GIVEN REQUEST.
Wherever the word "bảng" appears in a line, copy that line.

INFORMATION GIVEN start

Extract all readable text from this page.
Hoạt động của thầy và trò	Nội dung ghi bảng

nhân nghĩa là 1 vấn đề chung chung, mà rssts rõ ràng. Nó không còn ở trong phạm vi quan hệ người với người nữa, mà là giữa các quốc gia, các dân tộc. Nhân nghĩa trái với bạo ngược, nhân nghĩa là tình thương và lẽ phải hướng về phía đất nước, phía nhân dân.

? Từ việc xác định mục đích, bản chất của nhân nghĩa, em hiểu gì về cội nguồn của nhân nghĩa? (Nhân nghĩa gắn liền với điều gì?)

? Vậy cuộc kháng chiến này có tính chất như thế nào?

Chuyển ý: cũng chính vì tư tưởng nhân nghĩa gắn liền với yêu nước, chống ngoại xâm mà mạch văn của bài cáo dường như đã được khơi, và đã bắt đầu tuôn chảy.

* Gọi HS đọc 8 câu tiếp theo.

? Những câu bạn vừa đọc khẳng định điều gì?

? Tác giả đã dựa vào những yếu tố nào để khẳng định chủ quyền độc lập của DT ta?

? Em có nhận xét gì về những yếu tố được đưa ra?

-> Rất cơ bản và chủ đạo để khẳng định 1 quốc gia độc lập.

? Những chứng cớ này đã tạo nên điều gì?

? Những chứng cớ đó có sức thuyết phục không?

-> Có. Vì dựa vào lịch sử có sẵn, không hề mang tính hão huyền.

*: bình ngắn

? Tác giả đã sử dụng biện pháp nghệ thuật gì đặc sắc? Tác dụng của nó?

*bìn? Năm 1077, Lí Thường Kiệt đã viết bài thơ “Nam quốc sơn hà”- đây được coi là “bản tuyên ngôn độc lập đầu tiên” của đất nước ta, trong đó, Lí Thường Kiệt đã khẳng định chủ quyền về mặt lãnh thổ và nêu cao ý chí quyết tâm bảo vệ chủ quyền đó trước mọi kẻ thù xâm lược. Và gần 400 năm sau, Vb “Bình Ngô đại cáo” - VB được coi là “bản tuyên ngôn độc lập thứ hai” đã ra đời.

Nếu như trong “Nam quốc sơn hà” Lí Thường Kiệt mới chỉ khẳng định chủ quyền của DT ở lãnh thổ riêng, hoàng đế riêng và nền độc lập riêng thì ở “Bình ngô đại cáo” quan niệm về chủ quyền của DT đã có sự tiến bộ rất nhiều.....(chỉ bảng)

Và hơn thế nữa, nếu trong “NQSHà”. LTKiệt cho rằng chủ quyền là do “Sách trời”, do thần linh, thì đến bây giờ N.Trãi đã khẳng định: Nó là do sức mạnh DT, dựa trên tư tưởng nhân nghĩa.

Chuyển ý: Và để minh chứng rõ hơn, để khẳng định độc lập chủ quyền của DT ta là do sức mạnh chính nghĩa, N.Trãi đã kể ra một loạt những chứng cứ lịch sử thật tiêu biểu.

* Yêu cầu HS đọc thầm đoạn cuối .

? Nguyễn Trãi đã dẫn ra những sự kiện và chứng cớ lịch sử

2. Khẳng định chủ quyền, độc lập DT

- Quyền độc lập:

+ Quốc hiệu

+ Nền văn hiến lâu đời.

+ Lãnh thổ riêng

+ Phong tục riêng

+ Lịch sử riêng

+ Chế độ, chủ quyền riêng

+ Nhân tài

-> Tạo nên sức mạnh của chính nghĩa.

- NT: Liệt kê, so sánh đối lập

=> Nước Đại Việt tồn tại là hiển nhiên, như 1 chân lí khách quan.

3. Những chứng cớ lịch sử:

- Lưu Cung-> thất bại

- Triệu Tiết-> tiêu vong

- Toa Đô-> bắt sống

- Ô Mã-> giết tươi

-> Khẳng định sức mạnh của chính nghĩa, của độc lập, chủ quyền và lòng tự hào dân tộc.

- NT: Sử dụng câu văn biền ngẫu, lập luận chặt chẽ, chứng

INFORMATION GIVEN end

RESULT OF THE TASK.
Hoạt động của thầy và trò	Nội dung ghi bảng
Nếu như trong “Nam quốc sơn hà” Lí Thường Kiệt mới chỉ khẳng định chủ quyền của DT ở lãnh thổ riêng, hoàng đế riêng và nền độc lập riêng thì ở “Bình ngô đại cáo” quan niệm về chủ quyền của DT đã có sự tiến bộ rất nhiều.....(chỉ bảng)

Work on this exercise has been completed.